Data listing
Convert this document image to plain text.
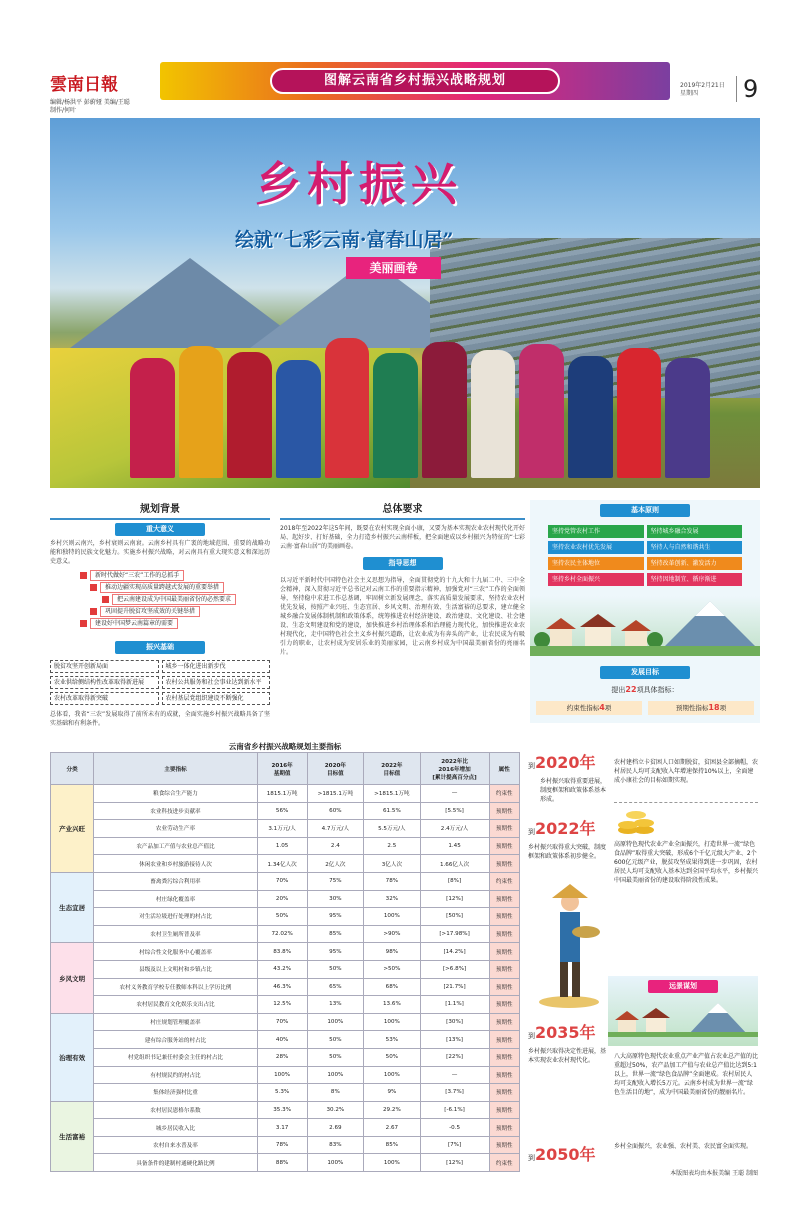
雲南日報
编辑/杨洪平 彭蔚娅 美编/王聪
制作/何叶
图解云南省乡村振兴战略规划	2019年2月21日
星期四	9
乡村振兴
绘就“七彩云南·富春山居”
美丽画卷
规划背景
重大意义
乡村兴则云南兴，乡村衰则云南衰。云南乡村具有广袤的地域范围、重要的战略功能和独特的民族文化魅力。实施乡村振兴战略，对云南具有重大现实意义和深远历史意义。
新时代做好“三农”工作的总抓手
推动边疆实现高质量跨越式发展的重要举措
把云南建设成为中国最美丽省份的必然要求
巩固提升脱贫攻坚成效的关键举措
建设好中国梦云南篇章的需要
振兴基础
脱贫攻坚开创新局面	城乡一体化进出新步伐
农业供给侧结构性改革取得新进展	农村公共服务和社会事业达到新水平
农村改革取得新突破	农村基层党组织建设不断强化
总体看，我省“三农”发展取得了前所未有的成就，全面实施乡村振兴战略具备了坚实基础和有利条件。
总体要求
2018年至2022年这5年间，既要在农村实现全面小康，又要为基本实现农业农村现代化开好局、起好步、打好基础，全力打造乡村振兴云南样板，把全面建成以乡村振兴为特征的“七彩云南·富春山居”的美丽画卷。
指导思想
以习近平新时代中国特色社会主义思想为指导，全面贯彻党的十九大和十九届二中、三中全会精神，深入贯彻习近平总书记对云南工作的重要指示精神，加强党对“三农”工作的全面领导，坚持稳中求进工作总基调，牢固树立新发展理念，落实高质量发展要求，坚持农业农村优先发展，按照产业兴旺、生态宜居、乡风文明、治理有效、生活富裕的总要求，建立健全城乡融合发展体制机制和政策体系，统筹推进农村经济建设、政治建设、文化建设、社会建设、生态文明建设和党的建设，加快推进乡村治理体系和治理能力现代化，加快推进农业农村现代化，走中国特色社会主义乡村振兴道路，让农业成为有奔头的产业，让农民成为有吸引力的职业，让农村成为安居乐业的美丽家园，让云南乡村成为中国最美丽省份的亮丽名片。
基本原则
坚持党管农村工作	坚持城乡融合发展
坚持农业农村优先发展	坚持人与自然和谐共生
坚持农民主体地位	坚持改革创新、激发活力
坚持乡村全面振兴	坚持因地制宜、循序渐进
发展目标
提出22项具体指标：
约束性指标4项	预期性指标18项
云南省乡村振兴战略规划主要指标
分类	主要指标	2016年
基期值	2020年
目标值	2022年
目标值	2022年比
2016年增加
[累计提高百分点]	属性
产业兴旺	粮食综合生产能力	1815.1万吨	>1815.1万吨	>1815.1万吨	—	约束性
	农业科技进步贡献率	56%	60%	61.5%	[5.5%]	预期性
	农业劳动生产率	3.1万元/人	4.7万元/人	5.5万元/人	2.4万元/人	预期性
	农产品加工产值与农业总产值比	1.05	2.4	2.5	1.45	预期性
	休闲农业和乡村旅游接待人次	1.34亿人次	2亿人次	3亿人次	1.66亿人次	预期性
生态宜居	畜禽粪污综合利用率	70%	75%	78%	[8%]	约束性
	村庄绿化覆盖率	20%	30%	32%	[12%]	预期性
	对生活垃圾进行处理的村占比	50%	95%	100%	[50%]	预期性
	农村卫生厕所普及率	72.02%	85%	>90%	[>17.98%]	预期性
乡风文明	村综合性文化服务中心覆盖率	83.8%	95%	98%	[14.2%]	预期性
	县级及以上文明村和乡镇占比	43.2%	50%	>50%	[>6.8%]	预期性
	农村义务教育学校专任教师本科以上学历比例	46.3%	65%	68%	[21.7%]	预期性
	农村居民教育文化娱乐支出占比	12.5%	13%	13.6%	[1.1%]	预期性
治理有效	村庄规划管理覆盖率	70%	100%	100%	[30%]	预期性
	建有综合服务站的村占比	40%	50%	53%	[13%]	预期性
	村党组织书记兼任村委会主任的村占比	28%	50%	50%	[22%]	预期性
	有村规民约的村占比	100%	100%	100%	—	预期性
	集体经济强村比重	5.3%	8%	9%	[3.7%]	预期性
生活富裕	农村居民恩格尔系数	35.3%	30.2%	29.2%	[-6.1%]	预期性
	城乡居民收入比	3.17	2.69	2.67	-0.5	预期性
	农村自来水普及率	78%	83%	85%	[7%]	预期性
	具备条件的建制村通硬化路比例	88%	100%	100%	[12%]	约束性
到2020年
乡村振兴取得重要进展，制度框架和政策体系基本形成。
农村建档立卡贫困人口如期脱贫，贫困县全部摘帽，农村居民人均可支配收入年增速保持10%以上，全面建成小康社会的目标如期实现。
到2022年
乡村振兴取得重大突破，制度框架和政策体系初步健全。
高原特色现代农业产业全面振兴，打造世界一流“绿色食品牌”取得重大突破，形成6个千亿元级大产业、2个600亿元级产业，脱贫攻坚成果得到进一步巩固，农村居民人均可支配收入基本达到全国平均水平，乡村振兴中国最美丽省份的建设取得阶段性成果。
远景谋划
到2035年
乡村振兴取得决定性进展，基本实现农业农村现代化。
八大高原特色现代农业重点产业产值占农业总产值的比重超过50%，农产品加工产值与农业总产值比达到5:1以上，世界一流“绿色食品牌”全面建成。农村居民人均可支配收入增长5万元。云南乡村成为世界一流“绿色生活目的地”，成为中国最美丽省份的靓丽名片。
到2050年	乡村全面振兴，农业强、农村美、农民富全面实现。
本版图表均由本报美编 王聪 制图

● Given exercise
Output every entry verbatim. Pictures do not belong in the copy.

● Expected answer
Convert this document image to plain text.
雲南日報
编辑/杨洪平 彭蔚娅 美编/王聪
制作/何叶
图解云南省乡村振兴战略规划	2019年2月21日
星期四	9
乡村振兴
绘就“七彩云南·富春山居”
美丽画卷
规划背景
重大意义
乡村兴则云南兴，乡村衰则云南衰。云南乡村具有广袤的地域范围、重要的战略功能和独特的民族文化魅力。实施乡村振兴战略，对云南具有重大现实意义和深远历史意义。
新时代做好“三农”工作的总抓手
推动边疆实现高质量跨越式发展的重要举措
把云南建设成为中国最美丽省份的必然要求
巩固提升脱贫攻坚成效的关键举措
建设好中国梦云南篇章的需要
振兴基础
脱贫攻坚开创新局面	城乡一体化进出新步伐
农业供给侧结构性改革取得新进展	农村公共服务和社会事业达到新水平
农村改革取得新突破	农村基层党组织建设不断强化
总体看，我省“三农”发展取得了前所未有的成就，全面实施乡村振兴战略具备了坚实基础和有利条件。
总体要求
2018年至2022年这5年间，既要在农村实现全面小康，又要为基本实现农业农村现代化开好局、起好步、打好基础，全力打造乡村振兴云南样板，把全面建成以乡村振兴为特征的“七彩云南·富春山居”的美丽画卷。
指导思想
以习近平新时代中国特色社会主义思想为指导，全面贯彻党的十九大和十九届二中、三中全会精神，深入贯彻习近平总书记对云南工作的重要指示精神，加强党对“三农”工作的全面领导，坚持稳中求进工作总基调，牢固树立新发展理念，落实高质量发展要求，坚持农业农村优先发展，按照产业兴旺、生态宜居、乡风文明、治理有效、生活富裕的总要求，建立健全城乡融合发展体制机制和政策体系，统筹推进农村经济建设、政治建设、文化建设、社会建设、生态文明建设和党的建设，加快推进乡村治理体系和治理能力现代化，加快推进农业农村现代化，走中国特色社会主义乡村振兴道路，让农业成为有奔头的产业，让农民成为有吸引力的职业，让农村成为安居乐业的美丽家园，让云南乡村成为中国最美丽省份的亮丽名片。
基本原则
坚持党管农村工作	坚持城乡融合发展
坚持农业农村优先发展	坚持人与自然和谐共生
坚持农民主体地位	坚持改革创新、激发活力
坚持乡村全面振兴	坚持因地制宜、循序渐进
发展目标
提出22项具体指标：
约束性指标4项	预期性指标18项
云南省乡村振兴战略规划主要指标
分类	主要指标	2016年
基期值	2020年
目标值	2022年
目标值	2022年比
2016年增加
[累计提高百分点]	属性
产业兴旺	粮食综合生产能力	1815.1万吨	>1815.1万吨	>1815.1万吨	—	约束性
	农业科技进步贡献率	56%	60%	61.5%	[5.5%]	预期性
	农业劳动生产率	3.1万元/人	4.7万元/人	5.5万元/人	2.4万元/人	预期性
	农产品加工产值与农业总产值比	1.05	2.4	2.5	1.45	预期性
	休闲农业和乡村旅游接待人次	1.34亿人次	2亿人次	3亿人次	1.66亿人次	预期性
生态宜居	畜禽粪污综合利用率	70%	75%	78%	[8%]	约束性
	村庄绿化覆盖率	20%	30%	32%	[12%]	预期性
	对生活垃圾进行处理的村占比	50%	95%	100%	[50%]	预期性
	农村卫生厕所普及率	72.02%	85%	>90%	[>17.98%]	预期性
乡风文明	村综合性文化服务中心覆盖率	83.8%	95%	98%	[14.2%]	预期性
	县级及以上文明村和乡镇占比	43.2%	50%	>50%	[>6.8%]	预期性
	农村义务教育学校专任教师本科以上学历比例	46.3%	65%	68%	[21.7%]	预期性
	农村居民教育文化娱乐支出占比	12.5%	13%	13.6%	[1.1%]	预期性
治理有效	村庄规划管理覆盖率	70%	100%	100%	[30%]	预期性
	建有综合服务站的村占比	40%	50%	53%	[13%]	预期性
	村党组织书记兼任村委会主任的村占比	28%	50%	50%	[22%]	预期性
	有村规民约的村占比	100%	100%	100%	—	预期性
	集体经济强村比重	5.3%	8%	9%	[3.7%]	预期性
生活富裕	农村居民恩格尔系数	35.3%	30.2%	29.2%	[-6.1%]	预期性
	城乡居民收入比	3.17	2.69	2.67	-0.5	预期性
	农村自来水普及率	78%	83%	85%	[7%]	预期性
	具备条件的建制村通硬化路比例	88%	100%	100%	[12%]	约束性
到2020年
乡村振兴取得重要进展，制度框架和政策体系基本形成。
农村建档立卡贫困人口如期脱贫，贫困县全部摘帽，农村居民人均可支配收入年增速保持10%以上，全面建成小康社会的目标如期实现。
到2022年
乡村振兴取得重大突破，制度框架和政策体系初步健全。
高原特色现代农业产业全面振兴，打造世界一流“绿色食品牌”取得重大突破，形成6个千亿元级大产业、2个600亿元级产业，脱贫攻坚成果得到进一步巩固，农村居民人均可支配收入基本达到全国平均水平，乡村振兴中国最美丽省份的建设取得阶段性成果。
远景谋划
到2035年
乡村振兴取得决定性进展，基本实现农业农村现代化。
八大高原特色现代农业重点产业产值占农业总产值的比重超过50%，农产品加工产值与农业总产值比达到5:1以上，世界一流“绿色食品牌”全面建成。农村居民人均可支配收入增长5万元。云南乡村成为世界一流“绿色生活目的地”，成为中国最美丽省份的靓丽名片。
到2050年	乡村全面振兴，农业强、农村美、农民富全面实现。
本版图表均由本报美编 王聪 制图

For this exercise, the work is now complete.